出典の抜粋
担当者は顧客に対して強い態度に出ることができません。常に下手に出て対応することが求められるのが接客や窓口の仕事です。そこで、クレームストーカーのなかには、優越感に浸る目的で執拗に担当者につきまとうケースが出てきます。どれだけ自分が強く担当者を責め立てても、担当者は逆らわないため、味をしめるのです。

クレームストーカーを法的に対処できるケース

不退去罪の適用

お店や役所などに来たクレームストーカーに対して「お引取りください」と頼み、それに応じなければ、刑法130条に定められる不退去罪が適用されます。正当な理由がなく他人の敷地内に居座る行為に対して適用される罪状であり、3年以下の懲役、または10万円以下の罰金となります。たとえば、謝罪をするまでは帰らないと言い張っているようなケースに適用できます。刑事罰のため、警察に通報することで対処することが可能です。

威力業務妨害の適用

スタッフが止めているにもかかわらず大声を出し続けるような行為をした場合には、刑法234条の威力業務妨害が適用されます。3年以下の懲役または50万円以下の罰金が定められています。大声を上げるだけではなく、机を叩く、ものを蹴るといった行為にも適用できます。その場にいる人に迷惑をかける、恐怖を与えるといった行為がみられるならば、威力業務妨害に相当するため、警察に相談しましょう。

提供された情報
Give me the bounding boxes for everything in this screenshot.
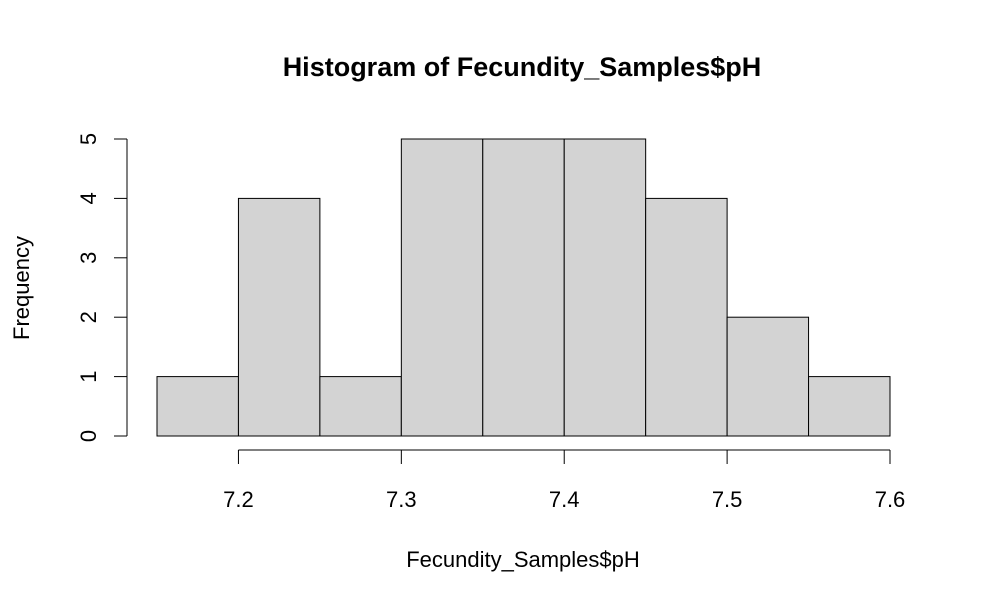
histogram-bar-6 bbox=[563, 138, 647, 437]
x-ticks: 7.2 7.3 7.4 7.5 7.6 bbox=[223, 450, 905, 512]
y-tick-label: 3 bbox=[76, 252, 101, 264]
x-tick-label: 7.6 bbox=[875, 487, 906, 512]
x-tick-label: 7.4 bbox=[549, 487, 580, 512]
x-tick-label: 7.3 bbox=[386, 487, 417, 512]
y-axis-label: Frequency bbox=[9, 236, 34, 340]
histogram-bar-3 bbox=[319, 376, 402, 437]
y-tick-label: 0 bbox=[76, 430, 101, 442]
y-tick-label: 1 bbox=[76, 370, 101, 382]
x-axis: 7.2 7.3 7.4 7.5 7.6 bbox=[223, 449, 905, 512]
y-tick-label: 2 bbox=[76, 311, 101, 323]
histogram-bar-1 bbox=[156, 376, 239, 437]
histogram-bar-4 bbox=[400, 138, 484, 437]
y-tick-label: 5 bbox=[76, 133, 101, 145]
histogram-bar-9 bbox=[808, 376, 891, 437]
y-ticks: 0 1 2 3 4 5 bbox=[76, 133, 127, 442]
histogram-bar-2 bbox=[237, 197, 321, 437]
y-axis: 0 1 2 3 4 5 bbox=[76, 133, 128, 442]
x-tick-label: 7.2 bbox=[223, 487, 254, 512]
histogram-bar-7 bbox=[645, 197, 728, 437]
x-axis-label: Fecundity_Samples$pH bbox=[406, 547, 640, 572]
x-tick-label: 7.5 bbox=[712, 487, 743, 512]
chart-title: Histogram of Fecundity_Samples$pH bbox=[283, 52, 762, 82]
histogram-bar-8 bbox=[726, 316, 810, 437]
histogram-bar-5 bbox=[482, 138, 565, 437]
bars-group bbox=[156, 138, 891, 437]
y-tick-label: 4 bbox=[76, 192, 101, 204]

やることリスト
a – クレームストーカー対策の文章で、「机を叩く」と同じ文に挙げられている行為は何ですか。すべて挙げてください。
b – クレームストーカー対策の文章を、最後の文の次から書き継いでもらえますか。

順番どおりの結果
a – 大声を上げる、机を叩く、ものを蹴る

b –
強要罪の適用

土下座や謝罪文などを担当者に強要する行為は、刑法233条の強要罪が適用されます。3年以下の懲役という罰則が定められています。本来の義務を超えた行為を要求したり、償いを求めたりするのは、強要罪が該当する可能性が高いです。

迷惑防止条例の適用

それぞれの自治体は迷惑防止条例を定めています。つきまといや粗暴、盗撮、痴漢、のぞきなど、さまざまな行為が迷惑防止条例に含まれています。クレームストーカーの被害を受けている担当者が、苦情という名目のつきまとい行為などで迷惑しているならば、たとえ加害者の恋愛感情が隠されていたとしても、迷惑防止条例の適用ができるケースがあります。

クレームストーカーに企業ができる対処

法律知識に詳しい担当者を配置する

クレームストーカーの行為は、法的に考えれば違法であると解釈できるものです。そこで、法律知識を十分に身につけた担当者を配置することは、クレームストーカーに対して効果を発揮します。法的に無茶な要求を受けたときには、そのことをすぐに指摘して、対処することができます。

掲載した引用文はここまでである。